What to produce:
Each line below is to be written out in full, exactly as shown.

Supplied records:
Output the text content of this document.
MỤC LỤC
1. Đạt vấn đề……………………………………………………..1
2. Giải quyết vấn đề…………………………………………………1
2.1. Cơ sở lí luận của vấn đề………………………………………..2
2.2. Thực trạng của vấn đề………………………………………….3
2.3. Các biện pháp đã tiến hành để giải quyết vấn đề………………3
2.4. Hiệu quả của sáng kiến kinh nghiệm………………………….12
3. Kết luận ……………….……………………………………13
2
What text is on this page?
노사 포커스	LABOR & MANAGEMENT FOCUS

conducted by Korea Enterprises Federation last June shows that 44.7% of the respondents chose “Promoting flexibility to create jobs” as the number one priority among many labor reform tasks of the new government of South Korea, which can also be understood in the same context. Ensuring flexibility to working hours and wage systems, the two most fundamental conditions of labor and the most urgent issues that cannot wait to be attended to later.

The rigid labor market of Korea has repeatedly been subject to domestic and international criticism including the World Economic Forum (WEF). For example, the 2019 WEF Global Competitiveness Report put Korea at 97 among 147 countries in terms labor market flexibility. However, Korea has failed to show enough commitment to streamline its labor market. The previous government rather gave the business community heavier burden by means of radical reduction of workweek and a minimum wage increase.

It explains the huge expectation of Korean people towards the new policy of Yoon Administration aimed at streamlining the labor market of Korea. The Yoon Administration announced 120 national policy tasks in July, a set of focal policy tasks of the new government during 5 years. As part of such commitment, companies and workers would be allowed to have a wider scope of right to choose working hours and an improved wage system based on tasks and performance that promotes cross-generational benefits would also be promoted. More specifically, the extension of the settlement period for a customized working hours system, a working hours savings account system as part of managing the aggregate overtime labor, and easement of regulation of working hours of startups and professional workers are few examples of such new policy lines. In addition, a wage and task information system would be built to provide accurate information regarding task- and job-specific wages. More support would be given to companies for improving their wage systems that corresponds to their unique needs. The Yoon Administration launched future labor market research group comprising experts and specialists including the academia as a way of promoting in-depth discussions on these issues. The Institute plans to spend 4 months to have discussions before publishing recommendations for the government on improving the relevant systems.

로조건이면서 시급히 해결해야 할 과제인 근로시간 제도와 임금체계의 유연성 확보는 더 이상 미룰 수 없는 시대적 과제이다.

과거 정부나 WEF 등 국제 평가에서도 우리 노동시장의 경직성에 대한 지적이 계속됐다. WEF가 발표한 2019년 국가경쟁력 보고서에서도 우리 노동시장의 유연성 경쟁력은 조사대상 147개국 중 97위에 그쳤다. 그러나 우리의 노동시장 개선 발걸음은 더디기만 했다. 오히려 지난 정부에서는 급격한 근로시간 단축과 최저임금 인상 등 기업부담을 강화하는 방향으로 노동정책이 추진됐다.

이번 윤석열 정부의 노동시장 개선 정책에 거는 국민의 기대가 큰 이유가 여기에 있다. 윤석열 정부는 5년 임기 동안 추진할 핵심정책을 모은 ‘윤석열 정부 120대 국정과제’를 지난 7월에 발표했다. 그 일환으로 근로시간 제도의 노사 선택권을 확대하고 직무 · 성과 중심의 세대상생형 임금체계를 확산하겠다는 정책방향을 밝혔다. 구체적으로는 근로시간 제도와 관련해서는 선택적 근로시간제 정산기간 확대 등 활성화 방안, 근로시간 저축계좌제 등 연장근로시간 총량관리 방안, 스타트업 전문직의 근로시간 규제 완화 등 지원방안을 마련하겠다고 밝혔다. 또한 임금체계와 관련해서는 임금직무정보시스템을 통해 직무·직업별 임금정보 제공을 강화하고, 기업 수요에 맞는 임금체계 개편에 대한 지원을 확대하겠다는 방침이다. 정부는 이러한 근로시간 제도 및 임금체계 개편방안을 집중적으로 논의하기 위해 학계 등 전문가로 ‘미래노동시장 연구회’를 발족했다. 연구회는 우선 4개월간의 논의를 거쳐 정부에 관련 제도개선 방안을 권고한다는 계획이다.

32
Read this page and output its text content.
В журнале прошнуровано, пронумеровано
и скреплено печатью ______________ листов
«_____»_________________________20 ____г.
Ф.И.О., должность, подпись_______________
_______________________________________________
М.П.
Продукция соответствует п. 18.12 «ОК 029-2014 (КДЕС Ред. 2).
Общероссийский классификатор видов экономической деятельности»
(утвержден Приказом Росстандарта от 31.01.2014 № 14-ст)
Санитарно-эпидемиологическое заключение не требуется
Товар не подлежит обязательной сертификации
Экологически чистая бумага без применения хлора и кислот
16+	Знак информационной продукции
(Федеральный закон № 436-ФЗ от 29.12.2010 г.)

Complete answer:
Output the text content of this document.
MỤC LỤC
1. Đạt vấn đề……………………………………………………..1
2. Giải quyết vấn đề…………………………………………………1
2.1. Cơ sở lí luận của vấn đề………………………………………..2
2.2. Thực trạng của vấn đề………………………………………….3
2.3. Các biện pháp đã tiến hành để giải quyết vấn đề………………3
2.4. Hiệu quả của sáng kiến kinh nghiệm………………………….12
3. Kết luận ……………….……………………………………13
2
What text is on this page?
노사 포커스	LABOR & MANAGEMENT FOCUS

conducted by Korea Enterprises Federation last June shows that 44.7% of the respondents chose “Promoting flexibility to create jobs” as the number one priority among many labor reform tasks of the new government of South Korea, which can also be understood in the same context. Ensuring flexibility to working hours and wage systems, the two most fundamental conditions of labor and the most urgent issues that cannot wait to be attended to later.

The rigid labor market of Korea has repeatedly been subject to domestic and international criticism including the World Economic Forum (WEF). For example, the 2019 WEF Global Competitiveness Report put Korea at 97 among 147 countries in terms labor market flexibility. However, Korea has failed to show enough commitment to streamline its labor market. The previous government rather gave the business community heavier burden by means of radical reduction of workweek and a minimum wage increase.

It explains the huge expectation of Korean people towards the new policy of Yoon Administration aimed at streamlining the labor market of Korea. The Yoon Administration announced 120 national policy tasks in July, a set of focal policy tasks of the new government during 5 years. As part of such commitment, companies and workers would be allowed to have a wider scope of right to choose working hours and an improved wage system based on tasks and performance that promotes cross-generational benefits would also be promoted. More specifically, the extension of the settlement period for a customized working hours system, a working hours savings account system as part of managing the aggregate overtime labor, and easement of regulation of working hours of startups and professional workers are few examples of such new policy lines. In addition, a wage and task information system would be built to provide accurate information regarding task- and job-specific wages. More support would be given to companies for improving their wage systems that corresponds to their unique needs. The Yoon Administration launched future labor market research group comprising experts and specialists including the academia as a way of promoting in-depth discussions on these issues. The Institute plans to spend 4 months to have discussions before publishing recommendations for the government on improving the relevant systems.

로조건이면서 시급히 해결해야 할 과제인 근로시간 제도와 임금체계의 유연성 확보는 더 이상 미룰 수 없는 시대적 과제이다.

과거 정부나 WEF 등 국제 평가에서도 우리 노동시장의 경직성에 대한 지적이 계속됐다. WEF가 발표한 2019년 국가경쟁력 보고서에서도 우리 노동시장의 유연성 경쟁력은 조사대상 147개국 중 97위에 그쳤다. 그러나 우리의 노동시장 개선 발걸음은 더디기만 했다. 오히려 지난 정부에서는 급격한 근로시간 단축과 최저임금 인상 등 기업부담을 강화하는 방향으로 노동정책이 추진됐다.

이번 윤석열 정부의 노동시장 개선 정책에 거는 국민의 기대가 큰 이유가 여기에 있다. 윤석열 정부는 5년 임기 동안 추진할 핵심정책을 모은 ‘윤석열 정부 120대 국정과제’를 지난 7월에 발표했다. 그 일환으로 근로시간 제도의 노사 선택권을 확대하고 직무 · 성과 중심의 세대상생형 임금체계를 확산하겠다는 정책방향을 밝혔다. 구체적으로는 근로시간 제도와 관련해서는 선택적 근로시간제 정산기간 확대 등 활성화 방안, 근로시간 저축계좌제 등 연장근로시간 총량관리 방안, 스타트업 전문직의 근로시간 규제 완화 등 지원방안을 마련하겠다고 밝혔다. 또한 임금체계와 관련해서는 임금직무정보시스템을 통해 직무·직업별 임금정보 제공을 강화하고, 기업 수요에 맞는 임금체계 개편에 대한 지원을 확대하겠다는 방침이다. 정부는 이러한 근로시간 제도 및 임금체계 개편방안을 집중적으로 논의하기 위해 학계 등 전문가로 ‘미래노동시장 연구회’를 발족했다. 연구회는 우선 4개월간의 논의를 거쳐 정부에 관련 제도개선 방안을 권고한다는 계획이다.

32
Read this page and output its text content.
В журнале прошнуровано, пронумеровано
и скреплено печатью ______________ листов
«_____»_________________________20 ____г.
Ф.И.О., должность, подпись_______________
_______________________________________________
М.П.
Продукция соответствует п. 18.12 «ОК 029-2014 (КДЕС Ред. 2).
Общероссийский классификатор видов экономической деятельности»
(утвержден Приказом Росстандарта от 31.01.2014 № 14-ст)
Санитарно-эпидемиологическое заключение не требуется
Товар не подлежит обязательной сертификации
Экологически чистая бумага без применения хлора и кислот
16+	Знак информационной продукции
(Федеральный закон № 436-ФЗ от 29.12.2010 г.)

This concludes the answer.